PROVIDED DATA -
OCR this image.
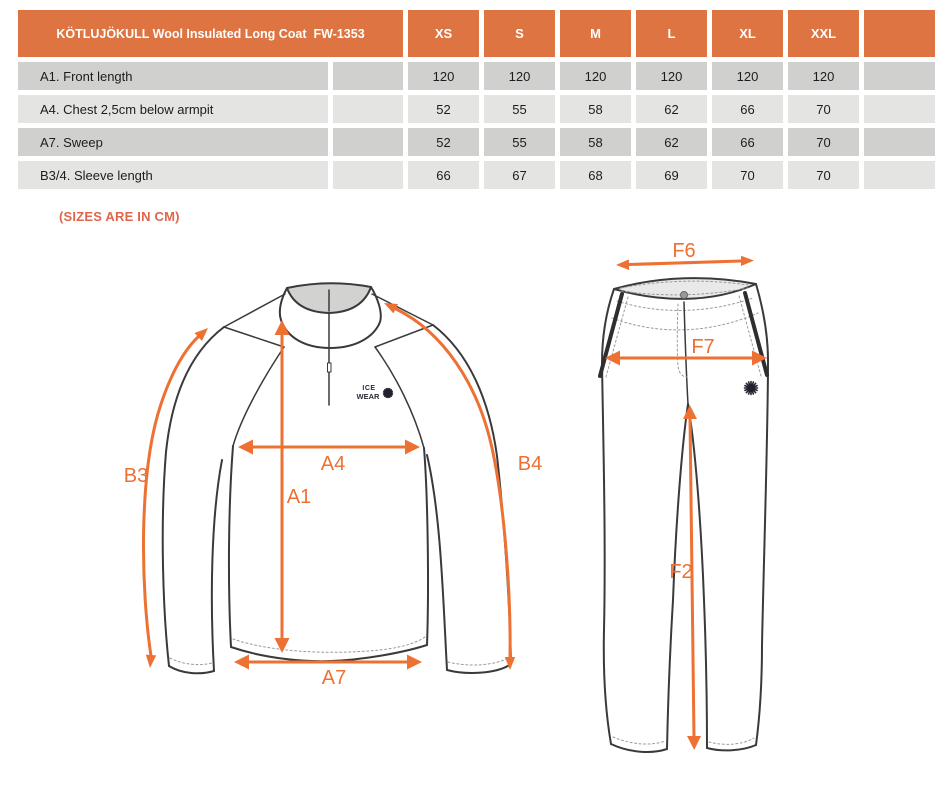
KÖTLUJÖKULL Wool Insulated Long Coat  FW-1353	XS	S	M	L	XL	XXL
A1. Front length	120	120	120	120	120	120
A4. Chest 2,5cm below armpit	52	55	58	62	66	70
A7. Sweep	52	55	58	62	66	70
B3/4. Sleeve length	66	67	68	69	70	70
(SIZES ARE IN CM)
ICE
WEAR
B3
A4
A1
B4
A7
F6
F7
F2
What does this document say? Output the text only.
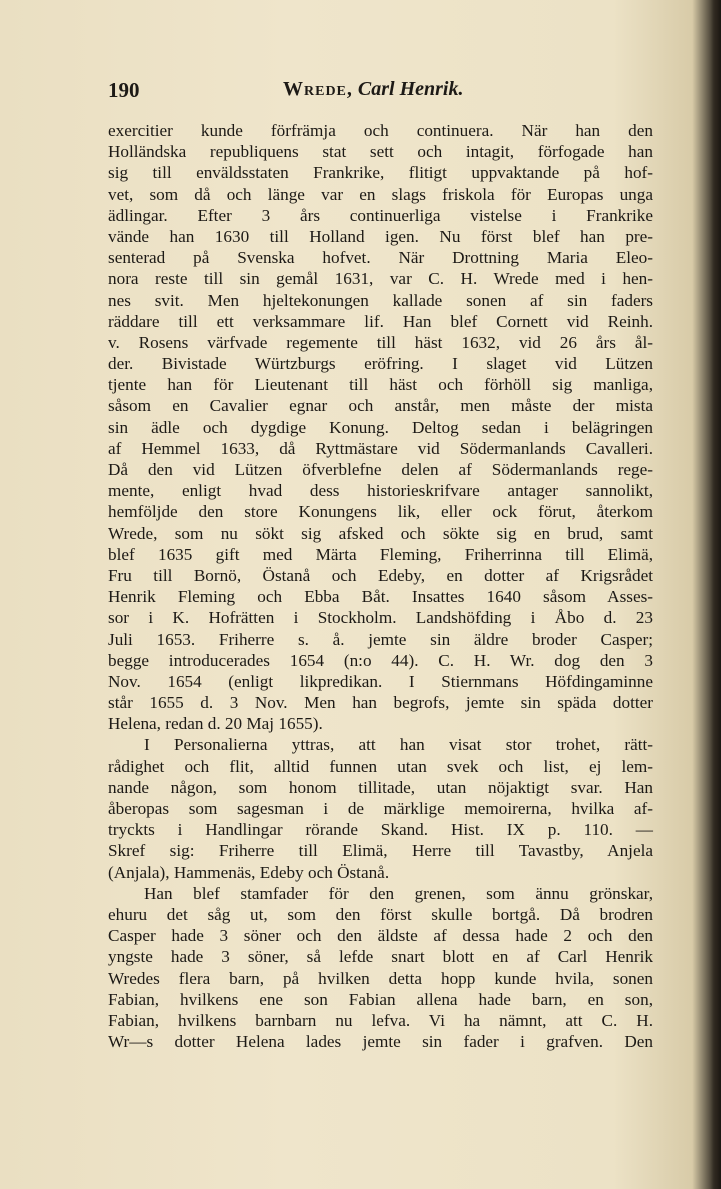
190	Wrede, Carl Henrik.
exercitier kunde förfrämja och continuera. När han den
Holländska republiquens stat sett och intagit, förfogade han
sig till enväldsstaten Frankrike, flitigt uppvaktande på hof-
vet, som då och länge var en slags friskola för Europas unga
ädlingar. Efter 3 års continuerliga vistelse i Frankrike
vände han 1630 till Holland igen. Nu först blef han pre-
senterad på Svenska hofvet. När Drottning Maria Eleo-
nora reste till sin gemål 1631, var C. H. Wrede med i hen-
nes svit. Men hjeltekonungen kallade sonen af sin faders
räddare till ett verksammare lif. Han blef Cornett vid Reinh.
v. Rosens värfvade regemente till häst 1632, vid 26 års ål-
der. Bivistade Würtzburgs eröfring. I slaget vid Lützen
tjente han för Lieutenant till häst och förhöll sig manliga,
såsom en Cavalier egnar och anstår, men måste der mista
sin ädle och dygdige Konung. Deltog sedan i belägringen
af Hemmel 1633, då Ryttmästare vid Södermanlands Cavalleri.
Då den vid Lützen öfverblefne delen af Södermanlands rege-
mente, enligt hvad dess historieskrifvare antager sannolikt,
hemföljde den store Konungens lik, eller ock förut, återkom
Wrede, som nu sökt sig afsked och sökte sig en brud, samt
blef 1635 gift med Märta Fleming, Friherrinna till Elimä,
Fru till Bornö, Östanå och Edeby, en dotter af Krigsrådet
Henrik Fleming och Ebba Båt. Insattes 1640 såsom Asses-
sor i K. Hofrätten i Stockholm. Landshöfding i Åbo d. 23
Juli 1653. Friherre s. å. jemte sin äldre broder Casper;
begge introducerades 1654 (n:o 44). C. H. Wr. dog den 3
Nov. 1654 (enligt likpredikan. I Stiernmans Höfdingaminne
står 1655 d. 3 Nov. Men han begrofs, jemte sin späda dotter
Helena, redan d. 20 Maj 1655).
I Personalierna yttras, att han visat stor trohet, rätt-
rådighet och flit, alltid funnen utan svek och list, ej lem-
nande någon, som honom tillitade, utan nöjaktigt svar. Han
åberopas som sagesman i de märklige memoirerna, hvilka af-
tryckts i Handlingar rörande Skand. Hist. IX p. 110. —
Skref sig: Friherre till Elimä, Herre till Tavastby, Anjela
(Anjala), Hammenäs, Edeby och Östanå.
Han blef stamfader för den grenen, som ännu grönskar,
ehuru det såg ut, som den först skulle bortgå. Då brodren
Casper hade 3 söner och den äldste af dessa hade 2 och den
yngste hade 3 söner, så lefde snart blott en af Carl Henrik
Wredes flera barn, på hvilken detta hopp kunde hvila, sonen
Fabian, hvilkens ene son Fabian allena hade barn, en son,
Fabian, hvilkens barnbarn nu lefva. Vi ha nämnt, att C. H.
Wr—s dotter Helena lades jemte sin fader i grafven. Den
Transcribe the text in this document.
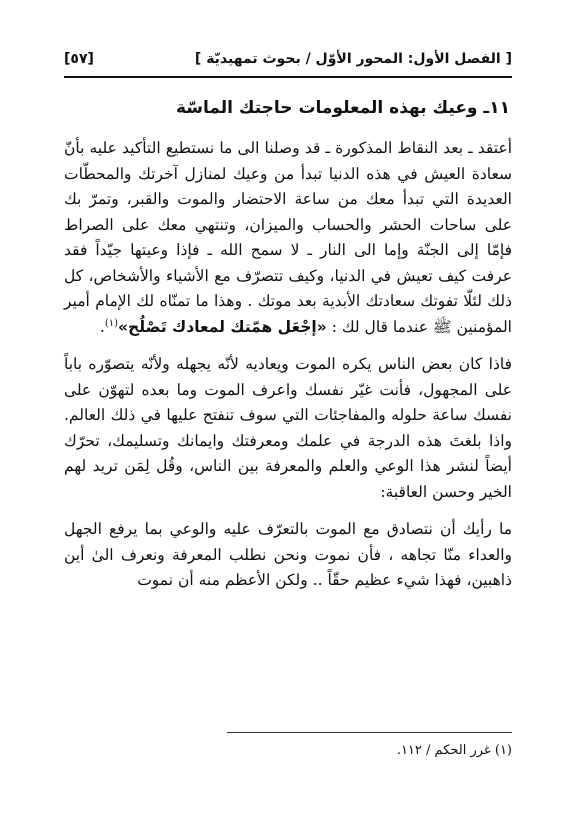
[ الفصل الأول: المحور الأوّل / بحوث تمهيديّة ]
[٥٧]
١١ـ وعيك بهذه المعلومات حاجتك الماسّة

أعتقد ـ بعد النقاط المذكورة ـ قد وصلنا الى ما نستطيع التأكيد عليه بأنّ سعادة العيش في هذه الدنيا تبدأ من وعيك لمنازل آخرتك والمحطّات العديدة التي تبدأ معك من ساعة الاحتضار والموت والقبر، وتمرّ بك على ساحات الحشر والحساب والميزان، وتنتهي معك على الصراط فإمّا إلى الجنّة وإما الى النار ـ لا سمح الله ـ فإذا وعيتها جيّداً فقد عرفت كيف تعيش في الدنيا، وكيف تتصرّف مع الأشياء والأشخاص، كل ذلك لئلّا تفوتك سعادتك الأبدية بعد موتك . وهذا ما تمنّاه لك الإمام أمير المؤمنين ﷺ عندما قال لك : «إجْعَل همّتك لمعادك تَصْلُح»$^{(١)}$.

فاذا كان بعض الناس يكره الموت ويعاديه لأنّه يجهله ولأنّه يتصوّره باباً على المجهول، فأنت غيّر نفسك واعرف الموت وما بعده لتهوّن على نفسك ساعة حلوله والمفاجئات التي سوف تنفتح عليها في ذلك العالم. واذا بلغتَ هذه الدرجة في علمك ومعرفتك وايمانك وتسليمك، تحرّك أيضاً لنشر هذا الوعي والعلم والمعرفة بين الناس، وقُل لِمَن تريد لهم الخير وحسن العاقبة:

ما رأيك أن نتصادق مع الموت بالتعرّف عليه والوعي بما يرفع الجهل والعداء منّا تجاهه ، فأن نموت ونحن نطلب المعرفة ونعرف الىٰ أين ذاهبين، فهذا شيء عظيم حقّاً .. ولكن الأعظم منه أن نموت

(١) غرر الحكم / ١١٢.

* * *

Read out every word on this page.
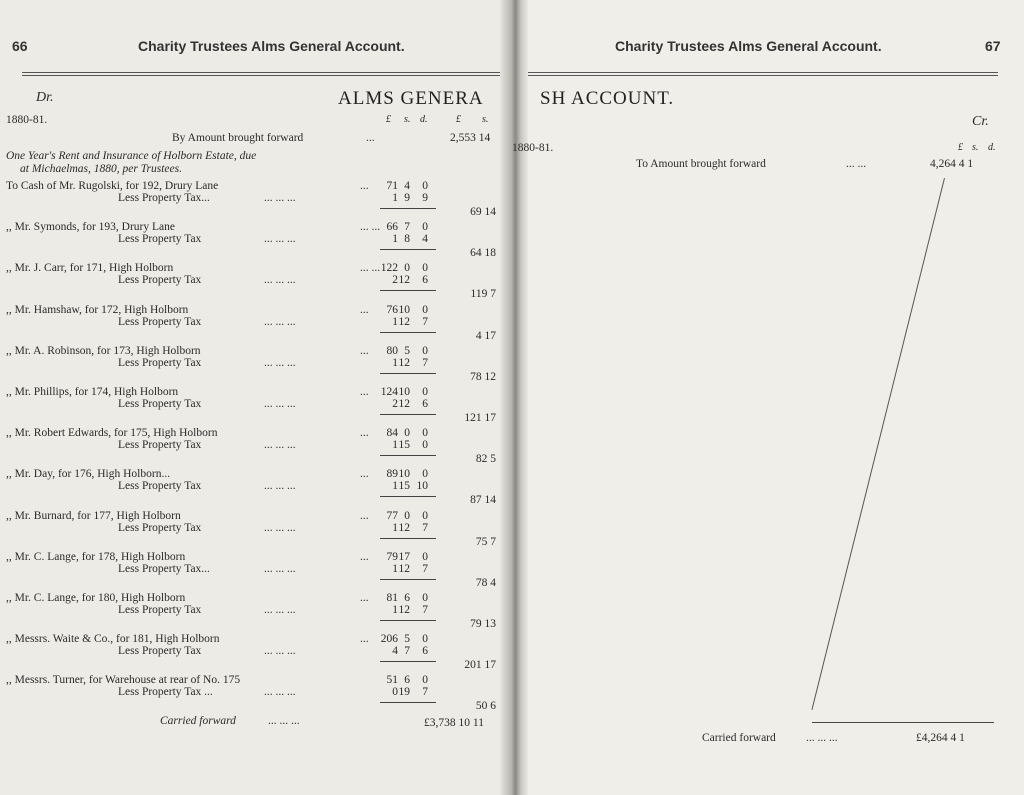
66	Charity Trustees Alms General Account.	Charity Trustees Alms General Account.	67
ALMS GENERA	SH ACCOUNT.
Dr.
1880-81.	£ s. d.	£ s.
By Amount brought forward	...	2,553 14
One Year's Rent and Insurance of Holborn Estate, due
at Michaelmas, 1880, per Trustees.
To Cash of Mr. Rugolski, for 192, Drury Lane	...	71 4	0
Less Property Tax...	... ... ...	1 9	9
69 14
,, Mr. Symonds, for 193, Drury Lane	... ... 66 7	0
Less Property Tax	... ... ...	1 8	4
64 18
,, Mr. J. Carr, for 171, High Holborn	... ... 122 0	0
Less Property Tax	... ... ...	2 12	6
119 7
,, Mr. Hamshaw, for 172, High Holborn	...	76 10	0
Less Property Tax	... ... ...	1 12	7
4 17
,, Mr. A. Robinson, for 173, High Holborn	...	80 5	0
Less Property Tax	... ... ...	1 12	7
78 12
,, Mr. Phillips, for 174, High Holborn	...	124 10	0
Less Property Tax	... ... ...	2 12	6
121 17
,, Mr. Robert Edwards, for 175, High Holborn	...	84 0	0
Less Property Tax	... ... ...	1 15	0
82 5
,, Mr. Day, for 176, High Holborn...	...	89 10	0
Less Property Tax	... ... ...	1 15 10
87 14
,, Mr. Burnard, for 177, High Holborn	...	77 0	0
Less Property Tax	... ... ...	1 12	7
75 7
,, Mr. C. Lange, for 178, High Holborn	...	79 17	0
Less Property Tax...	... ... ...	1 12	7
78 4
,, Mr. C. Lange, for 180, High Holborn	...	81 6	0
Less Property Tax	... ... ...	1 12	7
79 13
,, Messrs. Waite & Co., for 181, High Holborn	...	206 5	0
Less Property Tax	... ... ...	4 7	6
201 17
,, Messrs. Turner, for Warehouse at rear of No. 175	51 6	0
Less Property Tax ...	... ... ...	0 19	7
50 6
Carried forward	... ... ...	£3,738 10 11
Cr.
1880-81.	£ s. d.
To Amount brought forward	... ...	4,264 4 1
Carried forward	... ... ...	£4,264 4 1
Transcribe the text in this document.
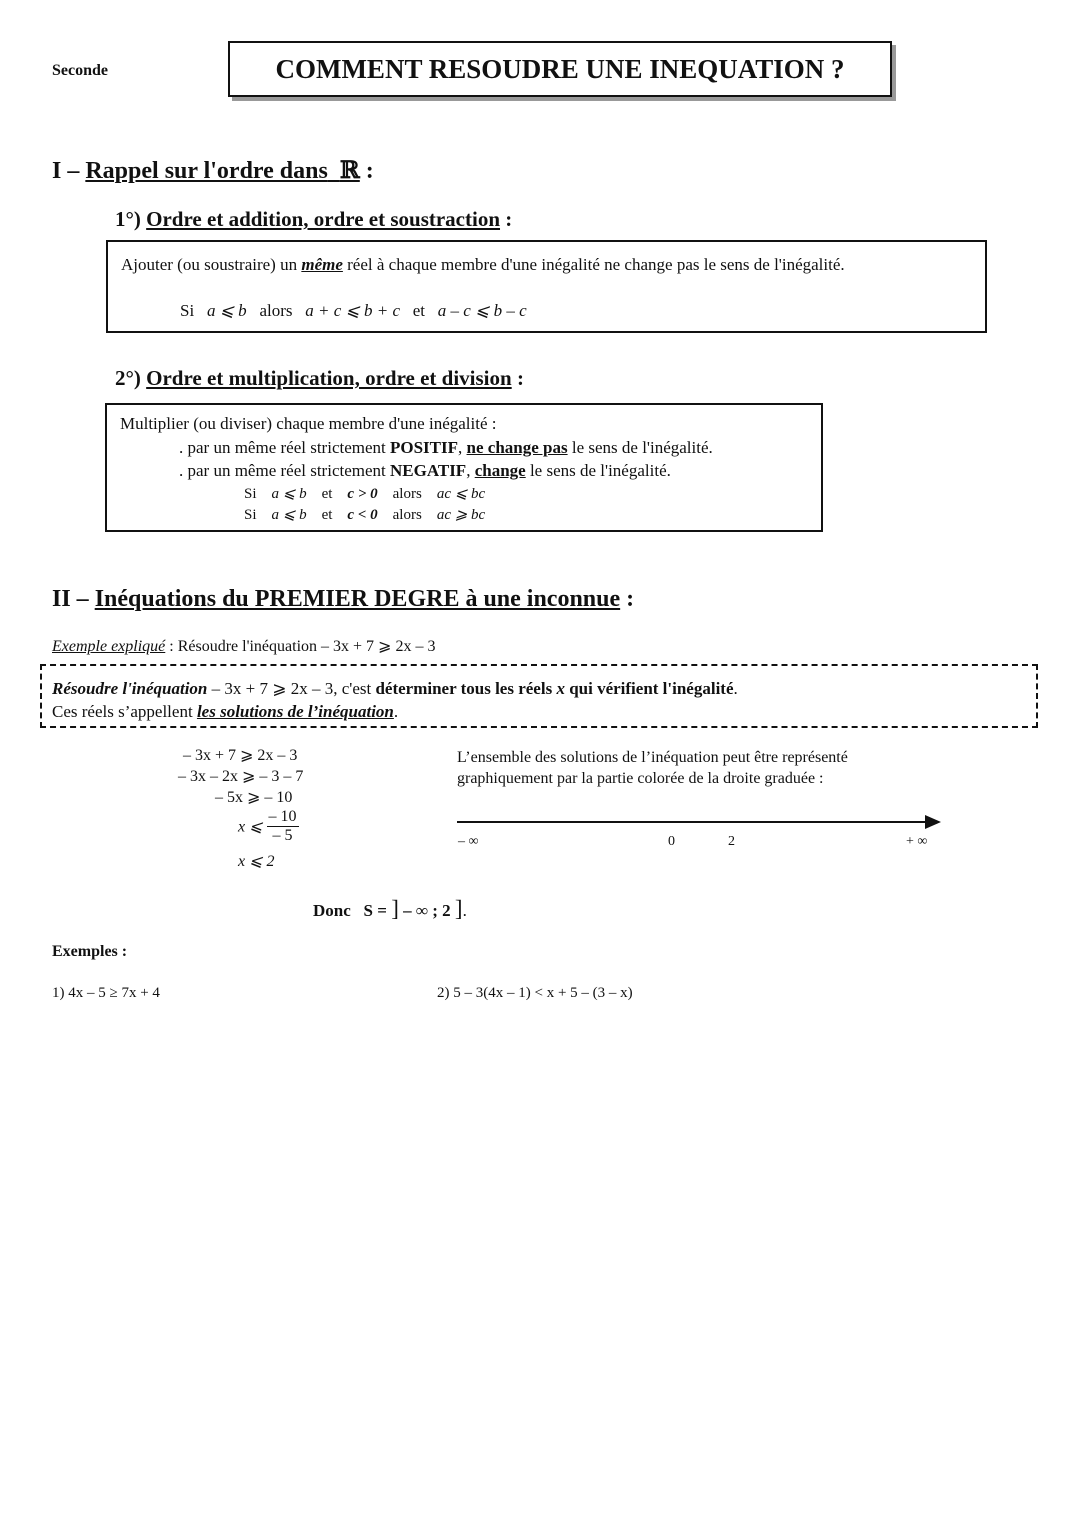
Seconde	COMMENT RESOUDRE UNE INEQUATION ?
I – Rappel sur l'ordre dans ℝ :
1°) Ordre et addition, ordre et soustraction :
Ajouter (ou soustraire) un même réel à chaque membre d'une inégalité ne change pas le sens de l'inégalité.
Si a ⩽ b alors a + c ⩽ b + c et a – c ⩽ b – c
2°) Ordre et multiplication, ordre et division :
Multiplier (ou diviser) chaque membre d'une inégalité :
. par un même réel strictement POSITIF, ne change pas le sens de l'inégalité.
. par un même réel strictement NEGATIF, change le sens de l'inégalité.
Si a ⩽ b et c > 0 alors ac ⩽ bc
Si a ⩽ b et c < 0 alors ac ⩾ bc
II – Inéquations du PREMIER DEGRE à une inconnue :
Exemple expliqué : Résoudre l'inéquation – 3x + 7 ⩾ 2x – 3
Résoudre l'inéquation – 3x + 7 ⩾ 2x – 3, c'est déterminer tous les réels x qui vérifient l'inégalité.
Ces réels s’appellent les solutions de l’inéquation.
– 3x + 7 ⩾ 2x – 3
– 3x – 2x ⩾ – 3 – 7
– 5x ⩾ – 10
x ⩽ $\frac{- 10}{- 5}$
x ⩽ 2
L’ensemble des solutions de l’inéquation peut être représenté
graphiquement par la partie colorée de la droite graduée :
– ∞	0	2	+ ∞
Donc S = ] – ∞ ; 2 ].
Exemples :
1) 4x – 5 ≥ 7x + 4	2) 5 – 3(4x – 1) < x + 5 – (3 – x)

DIRECTIONS FOR THIS TASK - Search the records above for the string "jemte". Copy every line that contains it.

OUTPUT OF THE TASK -
Juli 1653. Friherre s. å. jemte sin äldre broder Casper;
står 1655 d. 3 Nov. Men han begrofs, jemte sin späda dotter
Wr—s dotter Helena lades jemte sin fader i grafven. Den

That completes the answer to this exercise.